CHALLENGE :: Update the data starting at the first line and ending at the line containing "Text: PWM: PWM bbox=[75, 328, 106, 341]", replacing "Circle" with "Round" and leaving everything else as it is.
[Start of SUPPLIED MATERIAL]
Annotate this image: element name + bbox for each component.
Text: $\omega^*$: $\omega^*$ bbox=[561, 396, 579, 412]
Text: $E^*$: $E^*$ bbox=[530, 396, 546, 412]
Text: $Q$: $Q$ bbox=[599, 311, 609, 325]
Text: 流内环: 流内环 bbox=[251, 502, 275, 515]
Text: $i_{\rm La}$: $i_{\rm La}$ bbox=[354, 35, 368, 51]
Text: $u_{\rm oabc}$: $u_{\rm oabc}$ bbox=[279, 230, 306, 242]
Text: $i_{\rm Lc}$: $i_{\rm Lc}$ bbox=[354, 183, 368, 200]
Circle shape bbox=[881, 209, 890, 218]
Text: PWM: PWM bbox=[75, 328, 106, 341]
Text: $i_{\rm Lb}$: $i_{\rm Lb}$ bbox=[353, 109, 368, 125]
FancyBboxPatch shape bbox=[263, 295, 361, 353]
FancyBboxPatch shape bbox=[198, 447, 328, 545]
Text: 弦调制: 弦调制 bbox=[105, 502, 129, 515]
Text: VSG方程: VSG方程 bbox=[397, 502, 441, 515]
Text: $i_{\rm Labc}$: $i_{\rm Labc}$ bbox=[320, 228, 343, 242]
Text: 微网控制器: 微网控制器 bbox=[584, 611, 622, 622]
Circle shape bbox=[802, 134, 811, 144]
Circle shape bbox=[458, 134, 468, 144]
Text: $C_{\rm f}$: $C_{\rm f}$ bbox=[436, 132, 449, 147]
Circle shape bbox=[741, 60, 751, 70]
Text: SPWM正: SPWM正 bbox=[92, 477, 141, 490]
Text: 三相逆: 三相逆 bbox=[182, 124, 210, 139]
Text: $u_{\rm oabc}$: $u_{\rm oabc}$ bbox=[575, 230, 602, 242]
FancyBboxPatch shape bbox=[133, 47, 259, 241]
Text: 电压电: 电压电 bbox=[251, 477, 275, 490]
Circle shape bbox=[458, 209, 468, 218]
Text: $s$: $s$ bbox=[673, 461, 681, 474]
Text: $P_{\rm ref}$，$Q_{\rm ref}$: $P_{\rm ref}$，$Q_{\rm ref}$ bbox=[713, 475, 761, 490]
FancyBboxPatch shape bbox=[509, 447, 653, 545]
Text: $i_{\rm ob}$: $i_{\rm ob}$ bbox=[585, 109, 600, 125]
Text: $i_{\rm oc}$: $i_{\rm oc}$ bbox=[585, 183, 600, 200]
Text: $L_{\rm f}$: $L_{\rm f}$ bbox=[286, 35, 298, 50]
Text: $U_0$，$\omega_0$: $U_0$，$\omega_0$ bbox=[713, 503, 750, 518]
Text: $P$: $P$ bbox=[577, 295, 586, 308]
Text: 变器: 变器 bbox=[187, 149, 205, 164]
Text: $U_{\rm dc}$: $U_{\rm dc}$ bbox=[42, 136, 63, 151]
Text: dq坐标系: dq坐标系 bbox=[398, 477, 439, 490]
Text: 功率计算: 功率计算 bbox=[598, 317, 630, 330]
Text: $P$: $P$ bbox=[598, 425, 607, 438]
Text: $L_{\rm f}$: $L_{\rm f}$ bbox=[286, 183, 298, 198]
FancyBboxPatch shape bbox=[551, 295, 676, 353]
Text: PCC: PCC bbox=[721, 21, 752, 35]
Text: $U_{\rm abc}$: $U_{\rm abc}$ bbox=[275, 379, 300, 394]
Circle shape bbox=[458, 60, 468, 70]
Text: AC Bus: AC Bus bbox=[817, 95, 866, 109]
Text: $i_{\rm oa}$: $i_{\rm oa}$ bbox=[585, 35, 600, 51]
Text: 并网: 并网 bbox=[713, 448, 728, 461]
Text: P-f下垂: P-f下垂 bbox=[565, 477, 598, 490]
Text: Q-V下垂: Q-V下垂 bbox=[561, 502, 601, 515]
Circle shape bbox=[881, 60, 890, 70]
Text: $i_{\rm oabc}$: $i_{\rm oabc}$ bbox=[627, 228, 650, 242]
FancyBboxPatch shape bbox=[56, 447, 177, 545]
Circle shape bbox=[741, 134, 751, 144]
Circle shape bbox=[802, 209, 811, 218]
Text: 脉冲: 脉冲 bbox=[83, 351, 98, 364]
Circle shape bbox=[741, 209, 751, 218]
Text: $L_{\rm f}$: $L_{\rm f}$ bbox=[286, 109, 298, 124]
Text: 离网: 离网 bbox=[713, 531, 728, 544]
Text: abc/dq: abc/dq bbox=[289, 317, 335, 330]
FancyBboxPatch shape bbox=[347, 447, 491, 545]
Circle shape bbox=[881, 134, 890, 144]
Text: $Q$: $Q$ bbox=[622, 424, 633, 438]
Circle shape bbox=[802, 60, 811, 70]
[End of SUPPLIED MATERIAL]
FINISHED TASK ::
Annotate this image: element name + bbox for each component.
Text: $\omega^*$: $\omega^*$ bbox=[561, 396, 579, 412]
Text: $E^*$: $E^*$ bbox=[530, 396, 546, 412]
Text: $Q$: $Q$ bbox=[599, 311, 609, 325]
Text: 流内环: 流内环 bbox=[251, 502, 275, 515]
Text: $i_{\rm La}$: $i_{\rm La}$ bbox=[354, 35, 368, 51]
Text: $u_{\rm oabc}$: $u_{\rm oabc}$ bbox=[279, 230, 306, 242]
Text: $i_{\rm Lc}$: $i_{\rm Lc}$ bbox=[354, 183, 368, 200]
Round shape bbox=[881, 209, 890, 218]
Text: PWM: PWM bbox=[75, 328, 106, 341]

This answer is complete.